GOAL OF THE EXERCISE
Find how many lines contain the word "cases" and state that number alone.

= = = =

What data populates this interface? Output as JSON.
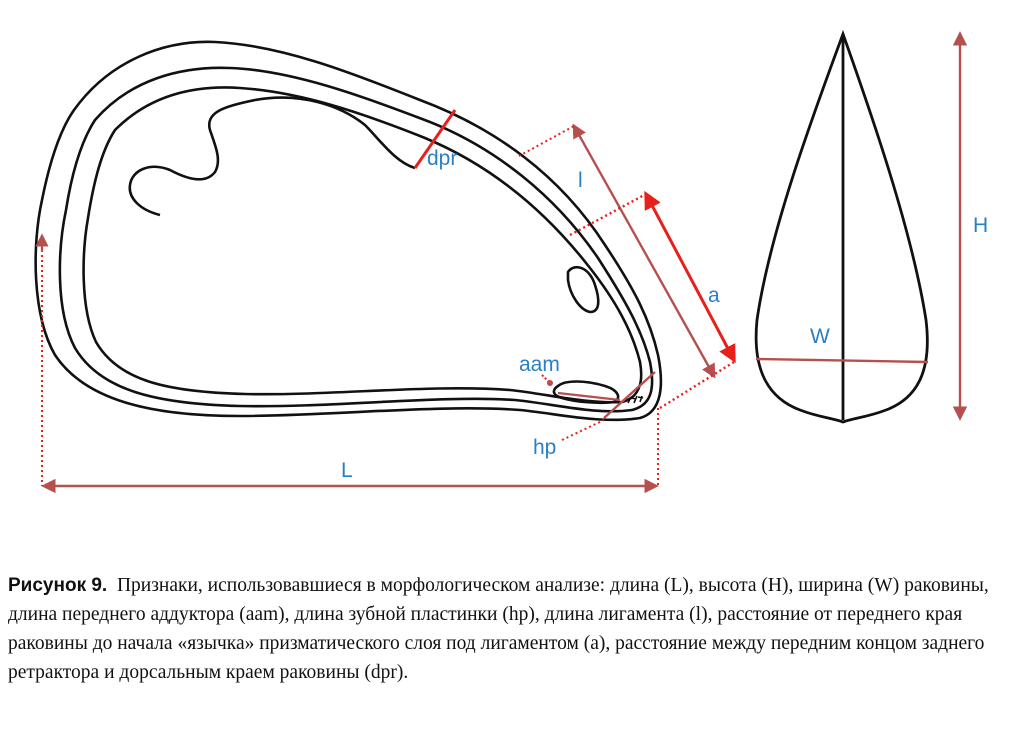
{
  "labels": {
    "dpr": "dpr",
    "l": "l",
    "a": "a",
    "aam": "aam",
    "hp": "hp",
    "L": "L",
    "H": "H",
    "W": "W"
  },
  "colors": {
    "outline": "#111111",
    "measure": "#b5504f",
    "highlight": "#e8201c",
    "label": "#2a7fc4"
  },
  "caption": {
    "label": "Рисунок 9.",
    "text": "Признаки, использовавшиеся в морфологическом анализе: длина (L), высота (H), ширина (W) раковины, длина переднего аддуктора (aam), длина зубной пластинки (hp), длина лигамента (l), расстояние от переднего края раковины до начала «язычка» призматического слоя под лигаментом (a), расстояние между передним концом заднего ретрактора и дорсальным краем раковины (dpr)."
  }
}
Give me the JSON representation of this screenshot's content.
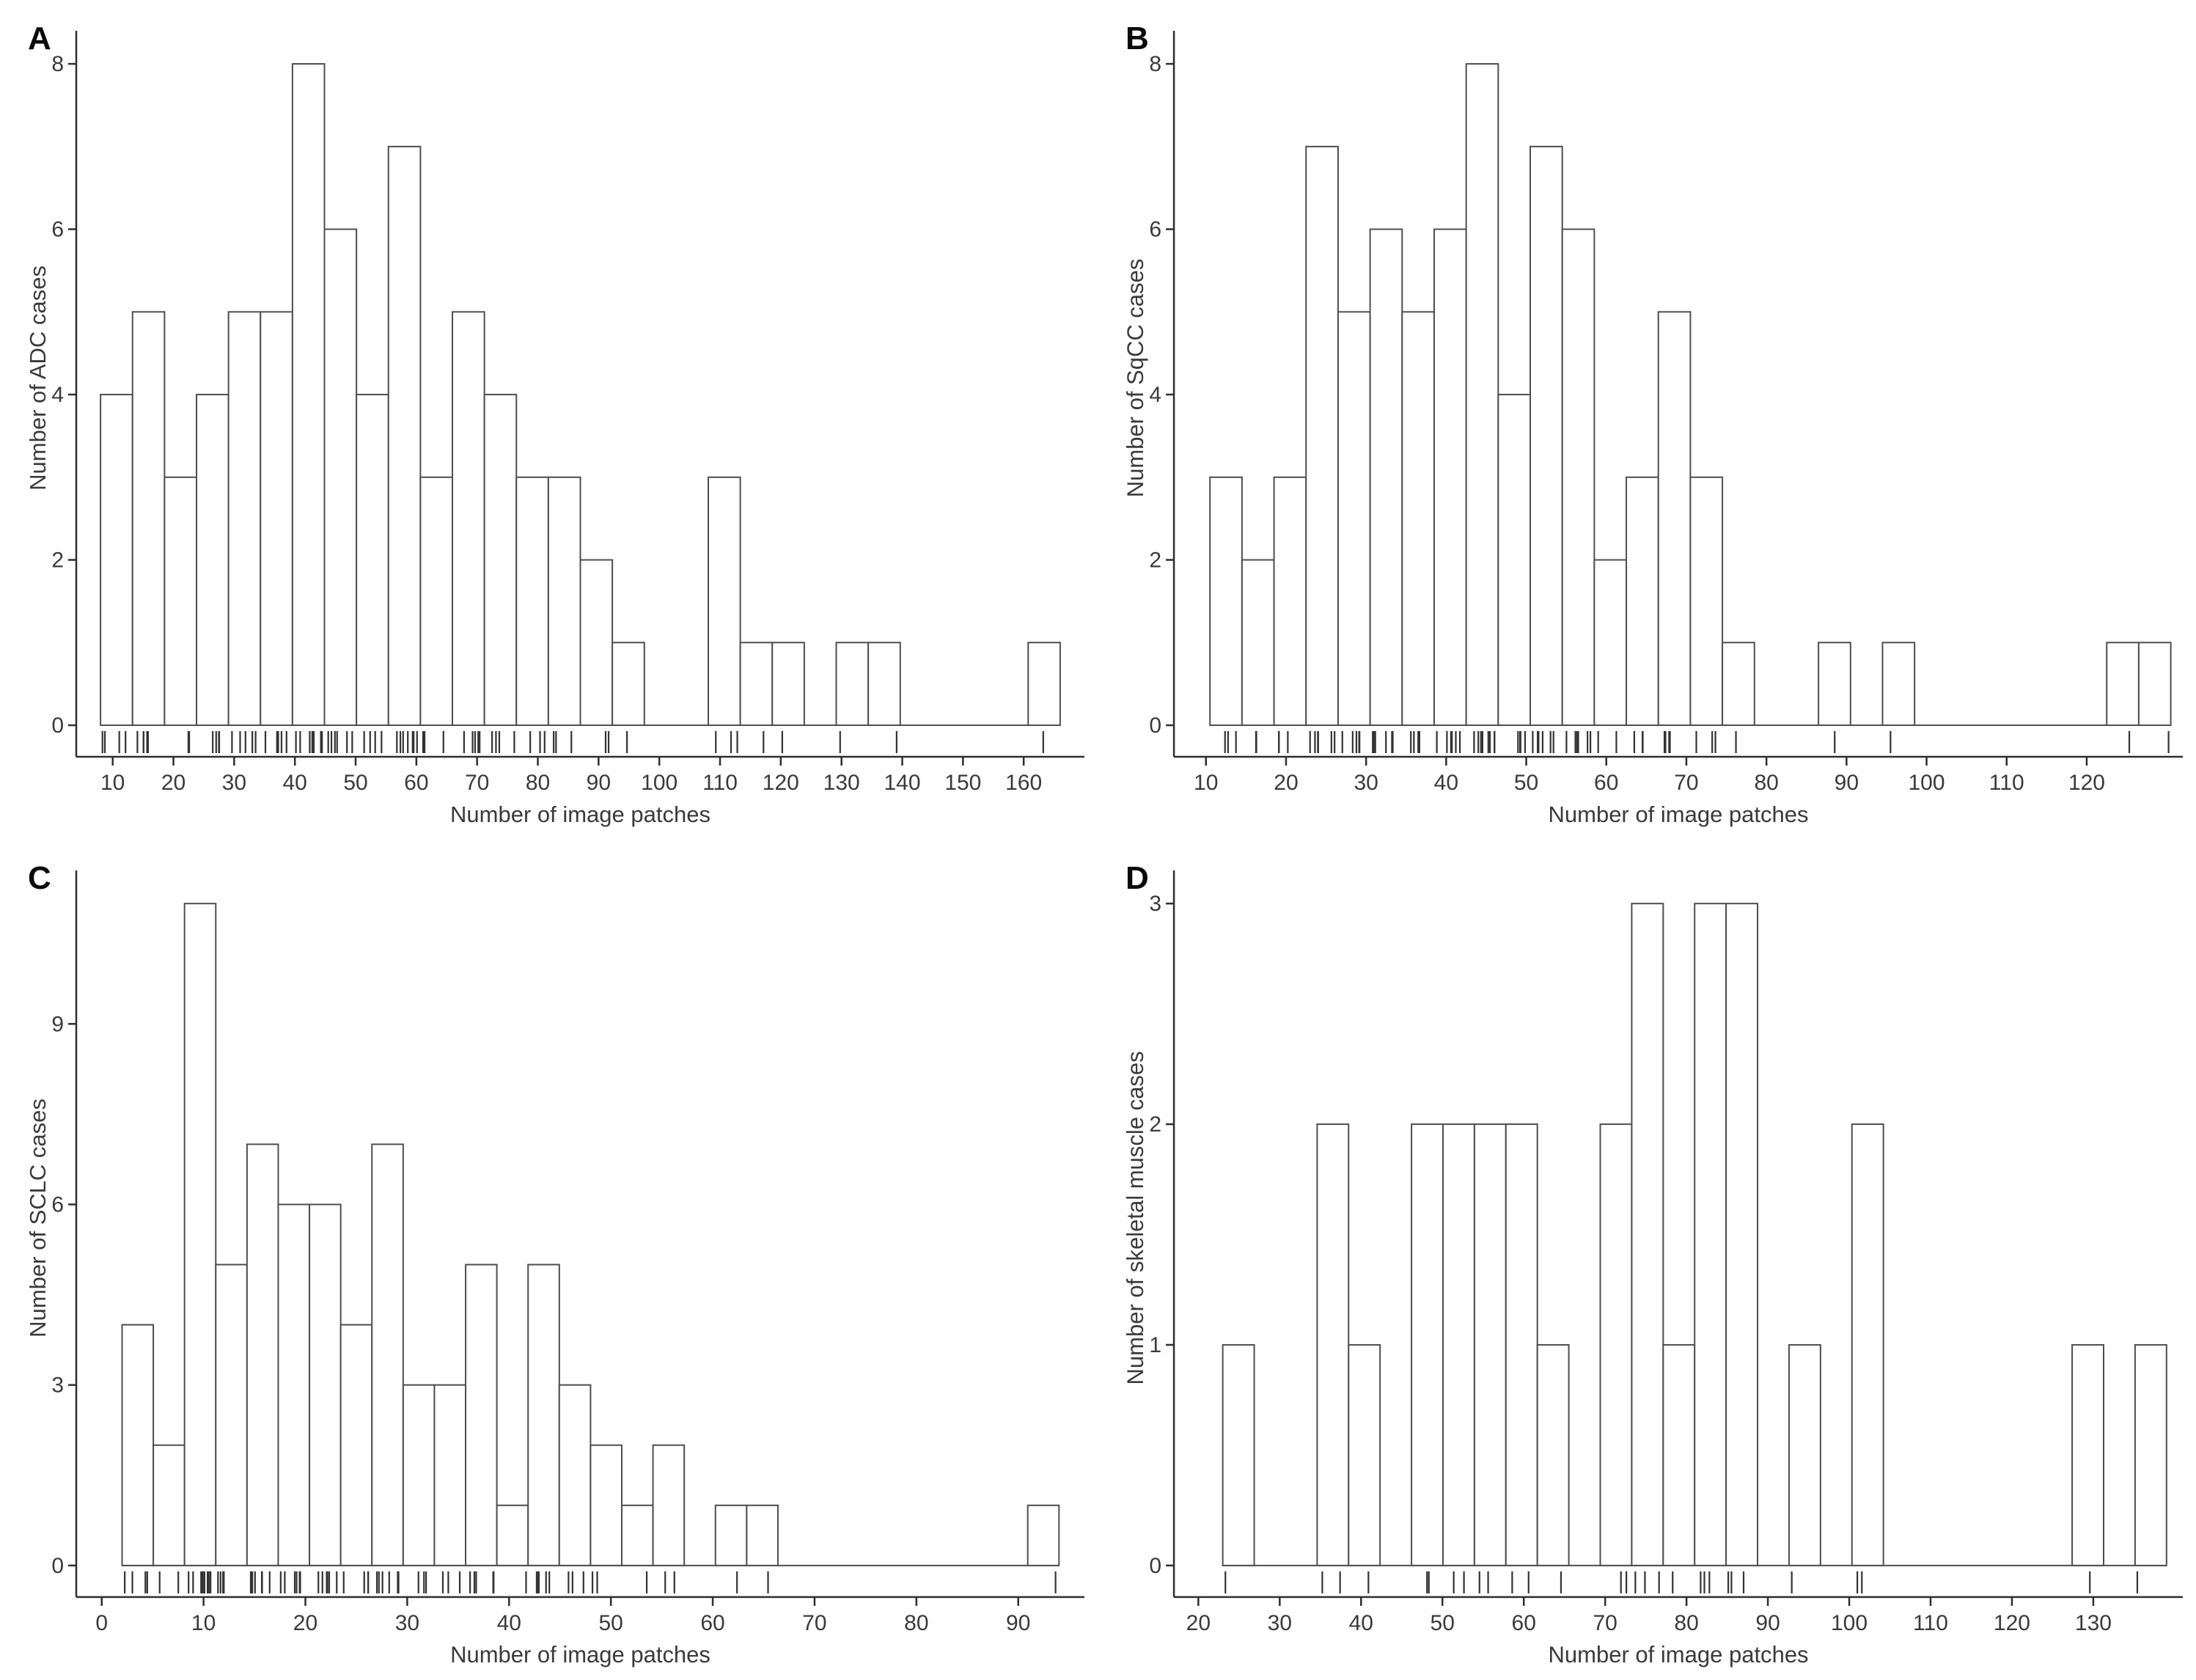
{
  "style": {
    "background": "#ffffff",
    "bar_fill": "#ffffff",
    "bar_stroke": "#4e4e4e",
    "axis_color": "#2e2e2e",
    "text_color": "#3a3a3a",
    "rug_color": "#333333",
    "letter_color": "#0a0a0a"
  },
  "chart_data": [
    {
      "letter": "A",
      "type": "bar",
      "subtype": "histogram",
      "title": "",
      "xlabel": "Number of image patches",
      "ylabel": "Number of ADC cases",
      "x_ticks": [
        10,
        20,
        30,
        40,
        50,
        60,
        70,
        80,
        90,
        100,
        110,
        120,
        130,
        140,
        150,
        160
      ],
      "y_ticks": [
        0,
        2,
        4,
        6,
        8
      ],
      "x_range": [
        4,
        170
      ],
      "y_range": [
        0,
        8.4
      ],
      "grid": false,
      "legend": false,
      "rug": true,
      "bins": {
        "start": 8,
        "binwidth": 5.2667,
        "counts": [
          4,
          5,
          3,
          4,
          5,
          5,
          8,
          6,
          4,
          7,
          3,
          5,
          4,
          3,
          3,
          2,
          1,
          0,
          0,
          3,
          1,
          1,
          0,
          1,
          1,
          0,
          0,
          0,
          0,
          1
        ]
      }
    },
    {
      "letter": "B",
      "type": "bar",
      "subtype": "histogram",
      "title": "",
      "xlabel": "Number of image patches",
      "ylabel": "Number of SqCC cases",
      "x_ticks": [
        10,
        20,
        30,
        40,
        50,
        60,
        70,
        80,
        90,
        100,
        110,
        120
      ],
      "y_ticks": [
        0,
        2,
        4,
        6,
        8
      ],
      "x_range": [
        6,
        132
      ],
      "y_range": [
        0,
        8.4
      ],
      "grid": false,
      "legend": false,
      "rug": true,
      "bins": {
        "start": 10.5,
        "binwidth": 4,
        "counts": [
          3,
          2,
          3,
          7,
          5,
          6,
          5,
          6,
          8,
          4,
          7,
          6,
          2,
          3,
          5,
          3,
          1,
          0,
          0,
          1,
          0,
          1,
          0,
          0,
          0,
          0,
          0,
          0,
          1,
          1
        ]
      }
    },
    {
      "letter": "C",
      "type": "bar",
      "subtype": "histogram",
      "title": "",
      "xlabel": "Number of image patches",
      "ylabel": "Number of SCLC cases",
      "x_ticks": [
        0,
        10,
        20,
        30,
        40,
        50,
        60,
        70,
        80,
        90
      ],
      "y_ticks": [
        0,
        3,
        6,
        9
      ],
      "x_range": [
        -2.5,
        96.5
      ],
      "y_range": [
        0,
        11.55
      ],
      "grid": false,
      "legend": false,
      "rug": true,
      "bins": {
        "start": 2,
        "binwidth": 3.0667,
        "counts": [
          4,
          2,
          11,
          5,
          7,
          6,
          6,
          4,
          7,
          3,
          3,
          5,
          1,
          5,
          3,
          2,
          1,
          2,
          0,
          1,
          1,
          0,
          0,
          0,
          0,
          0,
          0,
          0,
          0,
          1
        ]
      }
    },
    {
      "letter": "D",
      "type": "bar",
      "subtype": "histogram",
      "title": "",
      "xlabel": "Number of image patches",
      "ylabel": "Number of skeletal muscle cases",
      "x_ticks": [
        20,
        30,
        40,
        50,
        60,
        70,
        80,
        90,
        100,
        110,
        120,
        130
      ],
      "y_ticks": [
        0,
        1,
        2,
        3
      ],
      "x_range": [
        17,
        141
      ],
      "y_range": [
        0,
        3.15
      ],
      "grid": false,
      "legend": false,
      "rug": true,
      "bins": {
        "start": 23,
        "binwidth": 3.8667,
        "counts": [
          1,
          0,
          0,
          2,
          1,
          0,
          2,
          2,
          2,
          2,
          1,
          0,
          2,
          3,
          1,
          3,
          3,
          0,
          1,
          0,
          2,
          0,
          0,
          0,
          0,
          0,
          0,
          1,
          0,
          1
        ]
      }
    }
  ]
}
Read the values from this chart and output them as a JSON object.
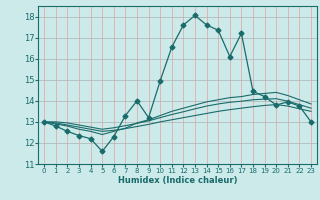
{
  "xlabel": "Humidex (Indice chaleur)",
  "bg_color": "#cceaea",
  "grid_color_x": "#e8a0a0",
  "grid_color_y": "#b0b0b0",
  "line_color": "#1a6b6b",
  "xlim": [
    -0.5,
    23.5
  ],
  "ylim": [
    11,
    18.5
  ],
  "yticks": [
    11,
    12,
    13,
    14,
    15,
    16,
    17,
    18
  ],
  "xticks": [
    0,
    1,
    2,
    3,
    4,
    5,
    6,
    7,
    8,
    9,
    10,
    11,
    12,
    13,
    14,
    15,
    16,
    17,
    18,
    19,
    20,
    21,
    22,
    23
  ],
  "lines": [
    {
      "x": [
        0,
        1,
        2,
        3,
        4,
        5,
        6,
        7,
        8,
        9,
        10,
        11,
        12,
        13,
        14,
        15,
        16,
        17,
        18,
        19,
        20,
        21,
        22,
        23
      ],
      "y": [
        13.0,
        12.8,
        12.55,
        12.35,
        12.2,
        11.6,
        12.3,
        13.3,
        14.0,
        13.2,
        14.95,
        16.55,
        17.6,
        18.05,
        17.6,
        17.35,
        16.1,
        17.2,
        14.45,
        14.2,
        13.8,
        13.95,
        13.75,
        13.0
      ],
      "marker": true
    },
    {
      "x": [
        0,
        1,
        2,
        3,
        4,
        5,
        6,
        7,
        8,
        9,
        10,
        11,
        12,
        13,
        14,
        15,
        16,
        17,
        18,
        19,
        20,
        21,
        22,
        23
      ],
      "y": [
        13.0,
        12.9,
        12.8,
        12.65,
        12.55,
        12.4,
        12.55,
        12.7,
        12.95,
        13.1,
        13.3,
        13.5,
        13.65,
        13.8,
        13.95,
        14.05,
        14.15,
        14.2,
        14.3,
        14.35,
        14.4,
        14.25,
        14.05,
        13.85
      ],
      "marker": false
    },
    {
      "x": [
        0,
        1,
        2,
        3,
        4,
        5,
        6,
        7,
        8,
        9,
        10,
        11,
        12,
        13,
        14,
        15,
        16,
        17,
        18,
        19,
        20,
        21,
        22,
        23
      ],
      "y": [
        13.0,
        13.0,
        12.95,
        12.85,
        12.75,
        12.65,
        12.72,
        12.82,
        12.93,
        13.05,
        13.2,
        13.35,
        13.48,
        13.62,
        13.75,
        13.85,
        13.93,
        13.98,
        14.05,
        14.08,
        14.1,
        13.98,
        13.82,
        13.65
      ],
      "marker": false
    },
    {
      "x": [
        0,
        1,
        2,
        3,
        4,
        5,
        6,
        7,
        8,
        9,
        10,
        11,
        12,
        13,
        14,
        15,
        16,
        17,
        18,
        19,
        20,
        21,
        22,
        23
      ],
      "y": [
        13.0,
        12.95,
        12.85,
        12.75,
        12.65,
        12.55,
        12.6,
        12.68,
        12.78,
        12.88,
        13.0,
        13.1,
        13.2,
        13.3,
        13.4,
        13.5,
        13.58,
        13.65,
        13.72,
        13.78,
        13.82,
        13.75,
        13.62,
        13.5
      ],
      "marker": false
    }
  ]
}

= = = =

OUTPUT FOR THIS TASK
4